WHAT IS EXPECTED — Your task is to gather the lines below that hold the string "image".

SUPPLIED DATA —

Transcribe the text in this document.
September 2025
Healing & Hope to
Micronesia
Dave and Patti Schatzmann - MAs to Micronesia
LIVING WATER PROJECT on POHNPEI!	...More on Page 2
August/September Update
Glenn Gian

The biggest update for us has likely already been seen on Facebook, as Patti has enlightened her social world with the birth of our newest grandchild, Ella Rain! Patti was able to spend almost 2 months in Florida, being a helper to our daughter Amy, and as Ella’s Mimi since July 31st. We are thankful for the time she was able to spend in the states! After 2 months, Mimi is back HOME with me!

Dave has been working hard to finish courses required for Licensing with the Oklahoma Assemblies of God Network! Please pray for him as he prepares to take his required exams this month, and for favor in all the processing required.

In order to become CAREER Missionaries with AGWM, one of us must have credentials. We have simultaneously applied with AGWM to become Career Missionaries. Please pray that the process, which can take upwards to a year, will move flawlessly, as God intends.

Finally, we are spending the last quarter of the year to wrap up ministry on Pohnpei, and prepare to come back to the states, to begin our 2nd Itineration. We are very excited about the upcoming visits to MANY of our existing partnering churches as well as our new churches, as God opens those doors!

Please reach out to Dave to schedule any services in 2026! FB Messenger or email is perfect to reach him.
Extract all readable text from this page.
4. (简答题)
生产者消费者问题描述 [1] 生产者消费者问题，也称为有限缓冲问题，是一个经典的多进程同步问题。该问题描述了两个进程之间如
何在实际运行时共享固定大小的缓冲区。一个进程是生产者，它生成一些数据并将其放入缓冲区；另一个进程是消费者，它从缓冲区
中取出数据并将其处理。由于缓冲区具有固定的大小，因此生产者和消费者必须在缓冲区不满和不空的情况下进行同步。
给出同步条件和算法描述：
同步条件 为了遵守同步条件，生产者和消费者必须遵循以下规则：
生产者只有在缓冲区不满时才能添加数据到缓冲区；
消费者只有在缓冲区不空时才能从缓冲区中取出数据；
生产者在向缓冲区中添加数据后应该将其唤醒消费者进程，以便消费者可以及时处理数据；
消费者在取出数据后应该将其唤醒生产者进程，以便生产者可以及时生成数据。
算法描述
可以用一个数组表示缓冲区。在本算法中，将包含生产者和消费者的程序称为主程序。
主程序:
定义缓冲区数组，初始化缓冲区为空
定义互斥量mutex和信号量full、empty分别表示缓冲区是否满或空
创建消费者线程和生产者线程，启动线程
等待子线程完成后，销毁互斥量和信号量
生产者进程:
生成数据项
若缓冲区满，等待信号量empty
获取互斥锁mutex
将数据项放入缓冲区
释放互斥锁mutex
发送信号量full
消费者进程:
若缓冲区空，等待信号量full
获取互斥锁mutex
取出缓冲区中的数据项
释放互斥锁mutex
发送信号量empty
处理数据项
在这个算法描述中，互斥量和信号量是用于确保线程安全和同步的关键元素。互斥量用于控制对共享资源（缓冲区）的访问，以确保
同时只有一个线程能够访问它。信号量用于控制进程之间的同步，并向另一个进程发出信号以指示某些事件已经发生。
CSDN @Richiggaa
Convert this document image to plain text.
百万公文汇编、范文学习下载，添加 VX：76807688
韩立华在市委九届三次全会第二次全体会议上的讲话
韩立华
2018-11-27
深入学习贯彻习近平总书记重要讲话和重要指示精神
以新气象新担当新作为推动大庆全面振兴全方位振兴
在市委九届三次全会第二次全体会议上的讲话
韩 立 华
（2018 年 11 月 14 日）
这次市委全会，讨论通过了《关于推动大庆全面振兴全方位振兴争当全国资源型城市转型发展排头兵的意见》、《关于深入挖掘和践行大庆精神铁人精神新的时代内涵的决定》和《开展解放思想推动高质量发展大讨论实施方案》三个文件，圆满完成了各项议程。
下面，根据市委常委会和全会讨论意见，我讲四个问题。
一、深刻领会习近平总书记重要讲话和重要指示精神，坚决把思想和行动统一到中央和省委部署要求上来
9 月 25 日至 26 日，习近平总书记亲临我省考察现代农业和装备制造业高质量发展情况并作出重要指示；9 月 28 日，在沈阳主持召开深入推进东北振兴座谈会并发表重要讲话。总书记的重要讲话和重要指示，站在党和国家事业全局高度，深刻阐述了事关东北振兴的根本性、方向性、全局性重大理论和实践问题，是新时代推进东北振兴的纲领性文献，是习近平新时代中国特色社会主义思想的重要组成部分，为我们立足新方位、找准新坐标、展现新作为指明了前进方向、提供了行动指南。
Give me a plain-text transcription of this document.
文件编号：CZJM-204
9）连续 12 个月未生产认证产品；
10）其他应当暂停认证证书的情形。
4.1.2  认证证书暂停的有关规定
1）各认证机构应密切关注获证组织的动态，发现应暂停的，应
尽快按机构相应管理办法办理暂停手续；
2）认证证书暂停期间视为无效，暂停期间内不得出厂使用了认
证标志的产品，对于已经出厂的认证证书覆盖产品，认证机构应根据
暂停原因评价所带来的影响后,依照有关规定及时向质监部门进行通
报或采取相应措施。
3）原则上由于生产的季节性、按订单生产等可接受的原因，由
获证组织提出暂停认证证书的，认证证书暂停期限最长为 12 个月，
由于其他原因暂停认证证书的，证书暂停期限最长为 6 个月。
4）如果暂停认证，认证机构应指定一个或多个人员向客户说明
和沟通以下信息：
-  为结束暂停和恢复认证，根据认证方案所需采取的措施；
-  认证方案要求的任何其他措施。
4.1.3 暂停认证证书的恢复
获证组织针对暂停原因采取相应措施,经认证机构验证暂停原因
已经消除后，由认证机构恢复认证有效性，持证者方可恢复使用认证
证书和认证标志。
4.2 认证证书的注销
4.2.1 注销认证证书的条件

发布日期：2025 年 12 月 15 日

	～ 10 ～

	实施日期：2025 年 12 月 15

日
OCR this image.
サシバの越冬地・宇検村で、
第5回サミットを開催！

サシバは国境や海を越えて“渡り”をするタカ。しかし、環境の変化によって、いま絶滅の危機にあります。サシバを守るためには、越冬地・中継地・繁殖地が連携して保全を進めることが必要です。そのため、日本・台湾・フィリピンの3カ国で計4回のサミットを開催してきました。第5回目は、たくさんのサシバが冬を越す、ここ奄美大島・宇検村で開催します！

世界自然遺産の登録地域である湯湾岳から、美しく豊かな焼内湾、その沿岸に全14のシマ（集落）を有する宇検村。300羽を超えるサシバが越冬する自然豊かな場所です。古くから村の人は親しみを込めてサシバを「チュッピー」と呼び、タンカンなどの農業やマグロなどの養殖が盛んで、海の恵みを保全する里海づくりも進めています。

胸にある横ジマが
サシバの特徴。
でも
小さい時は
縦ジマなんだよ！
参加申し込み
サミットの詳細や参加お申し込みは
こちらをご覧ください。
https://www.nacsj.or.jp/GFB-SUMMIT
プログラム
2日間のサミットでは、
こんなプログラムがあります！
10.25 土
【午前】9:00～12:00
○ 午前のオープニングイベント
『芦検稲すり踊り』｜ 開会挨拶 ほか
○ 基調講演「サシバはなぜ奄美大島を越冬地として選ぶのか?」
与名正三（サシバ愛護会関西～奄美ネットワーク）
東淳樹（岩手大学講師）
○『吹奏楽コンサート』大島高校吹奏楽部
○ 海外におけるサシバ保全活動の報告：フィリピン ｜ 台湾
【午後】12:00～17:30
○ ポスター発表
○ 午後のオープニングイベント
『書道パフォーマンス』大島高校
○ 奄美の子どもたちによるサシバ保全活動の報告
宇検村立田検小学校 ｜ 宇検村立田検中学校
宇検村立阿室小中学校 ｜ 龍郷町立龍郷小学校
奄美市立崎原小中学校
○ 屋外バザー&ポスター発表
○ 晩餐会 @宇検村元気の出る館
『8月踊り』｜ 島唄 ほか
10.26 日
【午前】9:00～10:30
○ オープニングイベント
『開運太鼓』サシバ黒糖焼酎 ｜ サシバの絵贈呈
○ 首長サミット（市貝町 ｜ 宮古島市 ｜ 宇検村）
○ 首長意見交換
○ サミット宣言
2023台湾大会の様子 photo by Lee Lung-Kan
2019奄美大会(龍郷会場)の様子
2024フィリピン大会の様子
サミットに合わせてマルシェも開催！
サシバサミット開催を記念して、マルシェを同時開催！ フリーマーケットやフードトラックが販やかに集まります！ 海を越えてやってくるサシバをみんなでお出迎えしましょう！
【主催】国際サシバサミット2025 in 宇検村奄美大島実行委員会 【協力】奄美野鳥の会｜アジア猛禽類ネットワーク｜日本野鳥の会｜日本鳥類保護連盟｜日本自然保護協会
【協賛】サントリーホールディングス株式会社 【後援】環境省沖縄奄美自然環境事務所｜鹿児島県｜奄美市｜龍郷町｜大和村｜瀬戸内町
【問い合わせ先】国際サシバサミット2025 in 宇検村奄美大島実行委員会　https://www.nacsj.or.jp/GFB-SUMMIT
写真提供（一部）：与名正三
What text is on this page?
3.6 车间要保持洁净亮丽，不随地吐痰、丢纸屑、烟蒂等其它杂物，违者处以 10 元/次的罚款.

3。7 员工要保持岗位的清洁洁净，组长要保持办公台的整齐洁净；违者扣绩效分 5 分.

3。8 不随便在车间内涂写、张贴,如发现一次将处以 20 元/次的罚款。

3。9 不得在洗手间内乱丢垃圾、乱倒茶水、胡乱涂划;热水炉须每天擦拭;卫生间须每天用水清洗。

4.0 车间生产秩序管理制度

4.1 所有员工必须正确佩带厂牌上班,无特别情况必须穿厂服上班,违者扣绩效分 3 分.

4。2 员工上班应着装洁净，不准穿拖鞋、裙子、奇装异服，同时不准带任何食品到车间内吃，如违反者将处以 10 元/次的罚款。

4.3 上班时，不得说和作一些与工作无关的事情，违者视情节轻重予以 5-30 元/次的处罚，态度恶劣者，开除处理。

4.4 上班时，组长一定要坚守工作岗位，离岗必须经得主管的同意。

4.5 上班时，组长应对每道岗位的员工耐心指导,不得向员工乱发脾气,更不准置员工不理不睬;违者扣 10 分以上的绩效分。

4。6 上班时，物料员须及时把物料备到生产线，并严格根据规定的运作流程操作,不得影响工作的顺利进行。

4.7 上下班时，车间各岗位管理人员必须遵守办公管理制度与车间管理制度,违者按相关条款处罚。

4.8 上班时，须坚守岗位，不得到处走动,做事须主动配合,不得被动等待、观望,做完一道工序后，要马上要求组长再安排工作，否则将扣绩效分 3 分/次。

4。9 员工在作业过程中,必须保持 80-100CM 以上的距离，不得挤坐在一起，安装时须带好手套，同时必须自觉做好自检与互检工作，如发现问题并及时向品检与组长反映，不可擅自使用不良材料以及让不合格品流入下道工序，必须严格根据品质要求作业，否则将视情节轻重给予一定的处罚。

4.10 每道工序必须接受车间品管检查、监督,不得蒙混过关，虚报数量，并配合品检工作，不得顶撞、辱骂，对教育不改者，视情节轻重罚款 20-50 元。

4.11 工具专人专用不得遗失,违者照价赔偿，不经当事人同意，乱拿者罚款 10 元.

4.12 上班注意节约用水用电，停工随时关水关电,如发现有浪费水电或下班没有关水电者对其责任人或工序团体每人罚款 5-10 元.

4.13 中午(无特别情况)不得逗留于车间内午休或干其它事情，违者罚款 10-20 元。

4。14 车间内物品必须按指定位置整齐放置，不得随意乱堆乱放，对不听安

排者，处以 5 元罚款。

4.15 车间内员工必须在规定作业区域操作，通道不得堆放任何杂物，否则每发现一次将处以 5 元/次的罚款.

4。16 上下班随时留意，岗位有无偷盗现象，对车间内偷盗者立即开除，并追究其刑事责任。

FULL RESPONSE —
Convert this document image to plain text.
OCR this image.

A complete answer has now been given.